PROBLEM STATEMENT: Return the full material exactly.

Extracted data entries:
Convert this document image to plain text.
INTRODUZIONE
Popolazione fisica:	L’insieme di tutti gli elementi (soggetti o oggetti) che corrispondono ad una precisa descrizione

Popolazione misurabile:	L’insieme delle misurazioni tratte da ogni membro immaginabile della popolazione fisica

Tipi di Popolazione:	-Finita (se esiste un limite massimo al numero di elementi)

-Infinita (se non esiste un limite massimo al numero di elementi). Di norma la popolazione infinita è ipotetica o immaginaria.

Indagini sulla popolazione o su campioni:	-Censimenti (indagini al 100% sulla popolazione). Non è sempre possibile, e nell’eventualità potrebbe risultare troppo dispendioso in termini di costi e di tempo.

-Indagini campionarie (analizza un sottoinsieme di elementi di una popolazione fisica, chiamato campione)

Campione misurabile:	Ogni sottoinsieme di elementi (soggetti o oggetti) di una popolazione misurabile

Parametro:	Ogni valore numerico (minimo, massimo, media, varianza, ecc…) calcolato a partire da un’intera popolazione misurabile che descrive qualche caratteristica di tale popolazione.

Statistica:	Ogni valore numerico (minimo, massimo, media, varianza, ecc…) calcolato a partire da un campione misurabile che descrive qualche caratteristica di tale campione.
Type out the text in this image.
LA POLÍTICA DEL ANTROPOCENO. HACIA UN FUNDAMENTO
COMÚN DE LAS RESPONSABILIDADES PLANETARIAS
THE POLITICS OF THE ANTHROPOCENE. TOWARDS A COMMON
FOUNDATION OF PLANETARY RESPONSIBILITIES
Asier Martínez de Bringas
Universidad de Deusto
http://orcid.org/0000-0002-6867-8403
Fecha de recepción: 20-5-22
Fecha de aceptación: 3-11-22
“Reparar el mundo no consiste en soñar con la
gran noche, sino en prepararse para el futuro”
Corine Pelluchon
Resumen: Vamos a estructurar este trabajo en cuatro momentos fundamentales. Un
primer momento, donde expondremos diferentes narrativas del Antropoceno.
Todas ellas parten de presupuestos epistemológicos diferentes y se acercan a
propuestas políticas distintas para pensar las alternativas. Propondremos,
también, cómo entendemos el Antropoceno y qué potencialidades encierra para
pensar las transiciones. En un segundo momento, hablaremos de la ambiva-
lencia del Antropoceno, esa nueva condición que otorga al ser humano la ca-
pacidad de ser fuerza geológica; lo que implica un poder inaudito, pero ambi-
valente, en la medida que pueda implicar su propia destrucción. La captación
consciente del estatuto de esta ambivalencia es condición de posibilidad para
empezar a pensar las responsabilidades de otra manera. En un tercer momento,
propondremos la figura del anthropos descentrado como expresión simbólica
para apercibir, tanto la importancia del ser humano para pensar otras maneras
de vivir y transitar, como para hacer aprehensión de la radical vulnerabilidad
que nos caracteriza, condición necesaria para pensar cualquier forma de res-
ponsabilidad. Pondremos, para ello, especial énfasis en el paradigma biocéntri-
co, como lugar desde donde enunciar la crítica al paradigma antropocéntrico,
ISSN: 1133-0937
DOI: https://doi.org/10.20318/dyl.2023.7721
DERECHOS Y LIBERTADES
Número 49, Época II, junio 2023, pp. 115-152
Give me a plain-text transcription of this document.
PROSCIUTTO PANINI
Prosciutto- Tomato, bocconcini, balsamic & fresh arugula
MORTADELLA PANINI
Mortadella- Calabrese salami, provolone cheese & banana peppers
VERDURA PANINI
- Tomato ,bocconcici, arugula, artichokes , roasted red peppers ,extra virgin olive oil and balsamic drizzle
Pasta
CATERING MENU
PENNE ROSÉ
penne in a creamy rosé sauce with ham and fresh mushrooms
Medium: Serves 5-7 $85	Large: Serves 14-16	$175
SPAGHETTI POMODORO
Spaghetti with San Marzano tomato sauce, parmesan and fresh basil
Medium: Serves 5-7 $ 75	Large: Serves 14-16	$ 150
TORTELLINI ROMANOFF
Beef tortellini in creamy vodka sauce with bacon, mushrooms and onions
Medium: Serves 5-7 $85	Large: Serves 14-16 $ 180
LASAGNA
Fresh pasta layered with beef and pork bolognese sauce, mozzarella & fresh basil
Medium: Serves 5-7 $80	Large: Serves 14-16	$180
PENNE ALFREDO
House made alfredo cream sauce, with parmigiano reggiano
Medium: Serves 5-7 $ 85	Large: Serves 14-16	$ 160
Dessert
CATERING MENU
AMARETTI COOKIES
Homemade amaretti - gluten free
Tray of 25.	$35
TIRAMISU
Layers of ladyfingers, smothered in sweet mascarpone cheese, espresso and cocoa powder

ANSWER TO THE EXERCISE:
Convert this document image to plain text.
INTRODUZIONE
Popolazione fisica:	L’insieme di tutti gli elementi (soggetti o oggetti) che corrispondono ad una precisa descrizione

Popolazione misurabile:	L’insieme delle misurazioni tratte da ogni membro immaginabile della popolazione fisica

Tipi di Popolazione:	-Finita (se esiste un limite massimo al numero di elementi)

-Infinita (se non esiste un limite massimo al numero di elementi). Di norma la popolazione infinita è ipotetica o immaginaria.

Indagini sulla popolazione o su campioni:	-Censimenti (indagini al 100% sulla popolazione). Non è sempre possibile, e nell’eventualità potrebbe risultare troppo dispendioso in termini di costi e di tempo.

-Indagini campionarie (analizza un sottoinsieme di elementi di una popolazione fisica, chiamato campione)

Campione misurabile:	Ogni sottoinsieme di elementi (soggetti o oggetti) di una popolazione misurabile

Parametro:	Ogni valore numerico (minimo, massimo, media, varianza, ecc…) calcolato a partire da un’intera popolazione misurabile che descrive qualche caratteristica di tale popolazione.

Statistica:	Ogni valore numerico (minimo, massimo, media, varianza, ecc…) calcolato a partire da un campione misurabile che descrive qualche caratteristica di tale campione.
Type out the text in this image.
LA POLÍTICA DEL ANTROPOCENO. HACIA UN FUNDAMENTO
COMÚN DE LAS RESPONSABILIDADES PLANETARIAS
THE POLITICS OF THE ANTHROPOCENE. TOWARDS A COMMON
FOUNDATION OF PLANETARY RESPONSIBILITIES
Asier Martínez de Bringas
Universidad de Deusto
http://orcid.org/0000-0002-6867-8403
Fecha de recepción: 20-5-22
Fecha de aceptación: 3-11-22
“Reparar el mundo no consiste en soñar con la
gran noche, sino en prepararse para el futuro”
Corine Pelluchon
Resumen: Vamos a estructurar este trabajo en cuatro momentos fundamentales. Un
primer momento, donde expondremos diferentes narrativas del Antropoceno.
Todas ellas parten de presupuestos epistemológicos diferentes y se acercan a
propuestas políticas distintas para pensar las alternativas. Propondremos,
también, cómo entendemos el Antropoceno y qué potencialidades encierra para
pensar las transiciones. En un segundo momento, hablaremos de la ambiva-
lencia del Antropoceno, esa nueva condición que otorga al ser humano la ca-
pacidad de ser fuerza geológica; lo que implica un poder inaudito, pero ambi-
valente, en la medida que pueda implicar su propia destrucción. La captación
consciente del estatuto de esta ambivalencia es condición de posibilidad para
empezar a pensar las responsabilidades de otra manera. En un tercer momento,
propondremos la figura del anthropos descentrado como expresión simbólica
para apercibir, tanto la importancia del ser humano para pensar otras maneras
de vivir y transitar, como para hacer aprehensión de la radical vulnerabilidad
que nos caracteriza, condición necesaria para pensar cualquier forma de res-
ponsabilidad. Pondremos, para ello, especial énfasis en el paradigma biocéntri-
co, como lugar desde donde enunciar la crítica al paradigma antropocéntrico,
ISSN: 1133-0937
DOI: https://doi.org/10.20318/dyl.2023.7721
DERECHOS Y LIBERTADES
Número 49, Época II, junio 2023, pp. 115-152
Give me a plain-text transcription of this document.
PROSCIUTTO PANINI
Prosciutto- Tomato, bocconcini, balsamic & fresh arugula
MORTADELLA PANINI
Mortadella- Calabrese salami, provolone cheese & banana peppers
VERDURA PANINI
- Tomato ,bocconcici, arugula, artichokes , roasted red peppers ,extra virgin olive oil and balsamic drizzle
Pasta
CATERING MENU
PENNE ROSÉ
penne in a creamy rosé sauce with ham and fresh mushrooms
Medium: Serves 5-7 $85	Large: Serves 14-16	$175
SPAGHETTI POMODORO
Spaghetti with San Marzano tomato sauce, parmesan and fresh basil
Medium: Serves 5-7 $ 75	Large: Serves 14-16	$ 150
TORTELLINI ROMANOFF
Beef tortellini in creamy vodka sauce with bacon, mushrooms and onions
Medium: Serves 5-7 $85	Large: Serves 14-16 $ 180
LASAGNA
Fresh pasta layered with beef and pork bolognese sauce, mozzarella & fresh basil
Medium: Serves 5-7 $80	Large: Serves 14-16	$180
PENNE ALFREDO
House made alfredo cream sauce, with parmigiano reggiano
Medium: Serves 5-7 $ 85	Large: Serves 14-16	$ 160
Dessert
CATERING MENU
AMARETTI COOKIES
Homemade amaretti - gluten free
Tray of 25.	$35
TIRAMISU
Layers of ladyfingers, smothered in sweet mascarpone cheese, espresso and cocoa powder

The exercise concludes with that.